** begin Supplied information **
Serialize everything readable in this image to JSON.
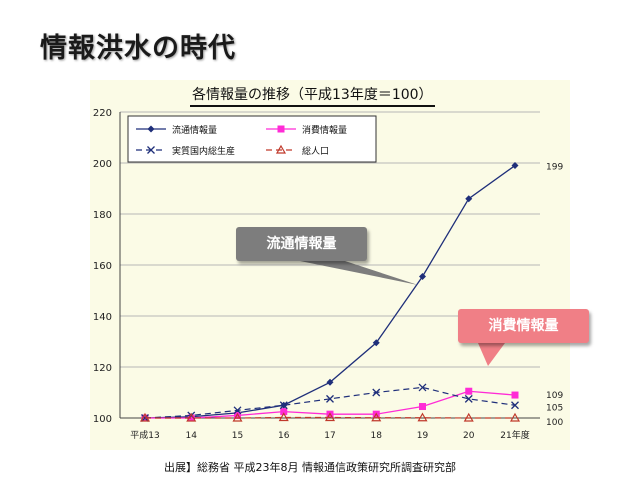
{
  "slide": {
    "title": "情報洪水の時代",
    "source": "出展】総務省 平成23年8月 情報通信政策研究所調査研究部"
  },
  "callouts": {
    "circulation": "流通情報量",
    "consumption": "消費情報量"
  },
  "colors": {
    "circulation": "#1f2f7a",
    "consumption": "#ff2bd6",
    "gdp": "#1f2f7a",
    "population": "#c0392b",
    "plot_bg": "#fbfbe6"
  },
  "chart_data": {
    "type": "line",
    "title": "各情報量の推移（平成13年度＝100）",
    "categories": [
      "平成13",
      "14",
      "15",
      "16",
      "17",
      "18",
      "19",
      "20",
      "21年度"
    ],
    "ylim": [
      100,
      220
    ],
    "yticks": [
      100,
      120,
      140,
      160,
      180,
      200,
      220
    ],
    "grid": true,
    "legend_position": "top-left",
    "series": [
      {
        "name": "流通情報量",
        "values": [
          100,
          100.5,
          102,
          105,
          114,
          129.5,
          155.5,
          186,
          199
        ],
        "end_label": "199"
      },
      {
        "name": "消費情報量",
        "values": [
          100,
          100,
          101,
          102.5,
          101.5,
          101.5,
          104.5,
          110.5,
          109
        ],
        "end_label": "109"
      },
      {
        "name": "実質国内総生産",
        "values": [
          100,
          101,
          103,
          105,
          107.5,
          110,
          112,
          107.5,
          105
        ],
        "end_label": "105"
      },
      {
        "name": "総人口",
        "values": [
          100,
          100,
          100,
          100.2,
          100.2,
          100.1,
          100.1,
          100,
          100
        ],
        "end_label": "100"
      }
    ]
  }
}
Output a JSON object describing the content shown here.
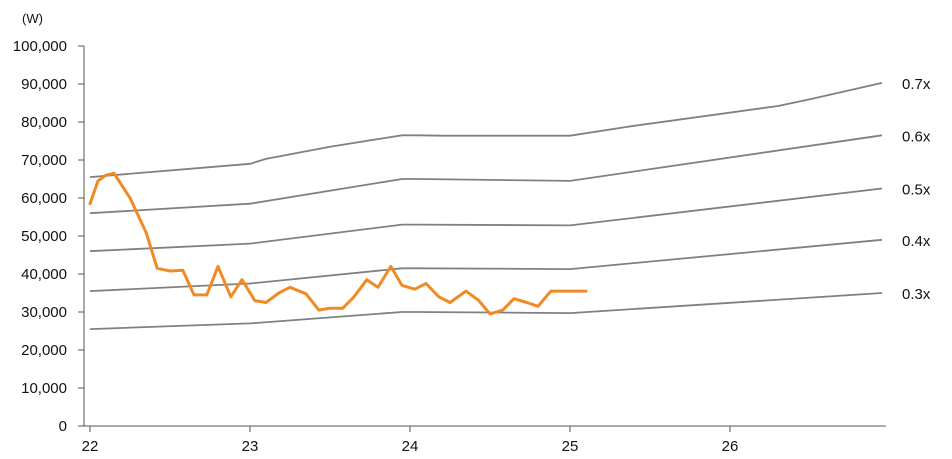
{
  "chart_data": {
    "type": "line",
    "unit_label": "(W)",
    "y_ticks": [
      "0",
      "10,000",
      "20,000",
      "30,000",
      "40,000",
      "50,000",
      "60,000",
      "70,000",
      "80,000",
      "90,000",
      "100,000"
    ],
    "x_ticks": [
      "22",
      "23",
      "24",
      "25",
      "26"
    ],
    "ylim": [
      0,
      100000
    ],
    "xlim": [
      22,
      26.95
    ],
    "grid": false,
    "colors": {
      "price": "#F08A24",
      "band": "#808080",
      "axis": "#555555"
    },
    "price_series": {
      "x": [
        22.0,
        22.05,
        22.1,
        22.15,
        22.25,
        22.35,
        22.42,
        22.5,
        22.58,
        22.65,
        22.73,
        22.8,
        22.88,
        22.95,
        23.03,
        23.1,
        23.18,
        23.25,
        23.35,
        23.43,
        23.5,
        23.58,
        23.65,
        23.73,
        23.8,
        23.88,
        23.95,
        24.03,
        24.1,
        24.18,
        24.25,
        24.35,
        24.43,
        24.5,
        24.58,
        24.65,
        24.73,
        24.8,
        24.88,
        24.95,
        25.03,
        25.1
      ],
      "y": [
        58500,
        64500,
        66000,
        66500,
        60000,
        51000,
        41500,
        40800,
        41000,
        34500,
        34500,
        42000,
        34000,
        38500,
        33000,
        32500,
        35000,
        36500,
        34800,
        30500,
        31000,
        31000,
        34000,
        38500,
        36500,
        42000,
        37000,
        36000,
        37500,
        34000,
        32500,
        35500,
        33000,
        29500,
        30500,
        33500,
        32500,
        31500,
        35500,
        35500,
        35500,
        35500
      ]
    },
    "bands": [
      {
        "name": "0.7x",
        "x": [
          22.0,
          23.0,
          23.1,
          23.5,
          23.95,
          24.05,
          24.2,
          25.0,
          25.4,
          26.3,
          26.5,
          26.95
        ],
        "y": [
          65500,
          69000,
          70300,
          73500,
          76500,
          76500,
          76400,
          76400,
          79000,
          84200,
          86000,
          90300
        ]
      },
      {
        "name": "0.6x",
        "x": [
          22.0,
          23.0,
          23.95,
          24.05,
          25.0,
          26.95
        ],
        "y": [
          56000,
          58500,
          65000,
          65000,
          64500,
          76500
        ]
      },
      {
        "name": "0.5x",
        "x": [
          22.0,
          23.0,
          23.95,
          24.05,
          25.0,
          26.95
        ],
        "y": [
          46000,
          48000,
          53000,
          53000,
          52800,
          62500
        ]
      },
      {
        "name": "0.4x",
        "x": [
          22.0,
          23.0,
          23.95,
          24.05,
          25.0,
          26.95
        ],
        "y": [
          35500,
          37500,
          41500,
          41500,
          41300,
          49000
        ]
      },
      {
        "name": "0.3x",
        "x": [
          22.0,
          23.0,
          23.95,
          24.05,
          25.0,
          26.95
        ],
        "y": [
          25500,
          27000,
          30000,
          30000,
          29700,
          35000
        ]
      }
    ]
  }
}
** end Supplied information **
Every line of text is to be repeated exactly; pictures are left out.

Serialize everything readable in this image to JSON.
{
  "slide": {
    "title": "情報洪水の時代",
    "source": "出展】総務省 平成23年8月 情報通信政策研究所調査研究部"
  },
  "callouts": {
    "circulation": "流通情報量",
    "consumption": "消費情報量"
  },
  "colors": {
    "circulation": "#1f2f7a",
    "consumption": "#ff2bd6",
    "gdp": "#1f2f7a",
    "population": "#c0392b",
    "plot_bg": "#fbfbe6"
  },
  "chart_data": {
    "type": "line",
    "title": "各情報量の推移（平成13年度＝100）",
    "categories": [
      "平成13",
      "14",
      "15",
      "16",
      "17",
      "18",
      "19",
      "20",
      "21年度"
    ],
    "ylim": [
      100,
      220
    ],
    "yticks": [
      100,
      120,
      140,
      160,
      180,
      200,
      220
    ],
    "grid": true,
    "legend_position": "top-left",
    "series": [
      {
        "name": "流通情報量",
        "values": [
          100,
          100.5,
          102,
          105,
          114,
          129.5,
          155.5,
          186,
          199
        ],
        "end_label": "199"
      },
      {
        "name": "消費情報量",
        "values": [
          100,
          100,
          101,
          102.5,
          101.5,
          101.5,
          104.5,
          110.5,
          109
        ],
        "end_label": "109"
      },
      {
        "name": "実質国内総生産",
        "values": [
          100,
          101,
          103,
          105,
          107.5,
          110,
          112,
          107.5,
          105
        ],
        "end_label": "105"
      },
      {
        "name": "総人口",
        "values": [
          100,
          100,
          100,
          100.2,
          100.2,
          100.1,
          100.1,
          100,
          100
        ],
        "end_label": "100"
      }
    ]
  }
}
Output a JSON object describing the content shown here.
{
  "chart_data": {
    "type": "line",
    "unit_label": "(W)",
    "y_ticks": [
      "0",
      "10,000",
      "20,000",
      "30,000",
      "40,000",
      "50,000",
      "60,000",
      "70,000",
      "80,000",
      "90,000",
      "100,000"
    ],
    "x_ticks": [
      "22",
      "23",
      "24",
      "25",
      "26"
    ],
    "ylim": [
      0,
      100000
    ],
    "xlim": [
      22,
      26.95
    ],
    "grid": false,
    "colors": {
      "price": "#F08A24",
      "band": "#808080",
      "axis": "#555555"
    },
    "price_series": {
      "x": [
        22.0,
        22.05,
        22.1,
        22.15,
        22.25,
        22.35,
        22.42,
        22.5,
        22.58,
        22.65,
        22.73,
        22.8,
        22.88,
        22.95,
        23.03,
        23.1,
        23.18,
        23.25,
        23.35,
        23.43,
        23.5,
        23.58,
        23.65,
        23.73,
        23.8,
        23.88,
        23.95,
        24.03,
        24.1,
        24.18,
        24.25,
        24.35,
        24.43,
        24.5,
        24.58,
        24.65,
        24.73,
        24.8,
        24.88,
        24.95,
        25.03,
        25.1
      ],
      "y": [
        58500,
        64500,
        66000,
        66500,
        60000,
        51000,
        41500,
        40800,
        41000,
        34500,
        34500,
        42000,
        34000,
        38500,
        33000,
        32500,
        35000,
        36500,
        34800,
        30500,
        31000,
        31000,
        34000,
        38500,
        36500,
        42000,
        37000,
        36000,
        37500,
        34000,
        32500,
        35500,
        33000,
        29500,
        30500,
        33500,
        32500,
        31500,
        35500,
        35500,
        35500,
        35500
      ]
    },
    "bands": [
      {
        "name": "0.7x",
        "x": [
          22.0,
          23.0,
          23.1,
          23.5,
          23.95,
          24.05,
          24.2,
          25.0,
          25.4,
          26.3,
          26.5,
          26.95
        ],
        "y": [
          65500,
          69000,
          70300,
          73500,
          76500,
          76500,
          76400,
          76400,
          79000,
          84200,
          86000,
          90300
        ]
      },
      {
        "name": "0.6x",
        "x": [
          22.0,
          23.0,
          23.95,
          24.05,
          25.0,
          26.95
        ],
        "y": [
          56000,
          58500,
          65000,
          65000,
          64500,
          76500
        ]
      },
      {
        "name": "0.5x",
        "x": [
          22.0,
          23.0,
          23.95,
          24.05,
          25.0,
          26.95
        ],
        "y": [
          46000,
          48000,
          53000,
          53000,
          52800,
          62500
        ]
      },
      {
        "name": "0.4x",
        "x": [
          22.0,
          23.0,
          23.95,
          24.05,
          25.0,
          26.95
        ],
        "y": [
          35500,
          37500,
          41500,
          41500,
          41300,
          49000
        ]
      },
      {
        "name": "0.3x",
        "x": [
          22.0,
          23.0,
          23.95,
          24.05,
          25.0,
          26.95
        ],
        "y": [
          25500,
          27000,
          30000,
          30000,
          29700,
          35000
        ]
      }
    ]
  }
}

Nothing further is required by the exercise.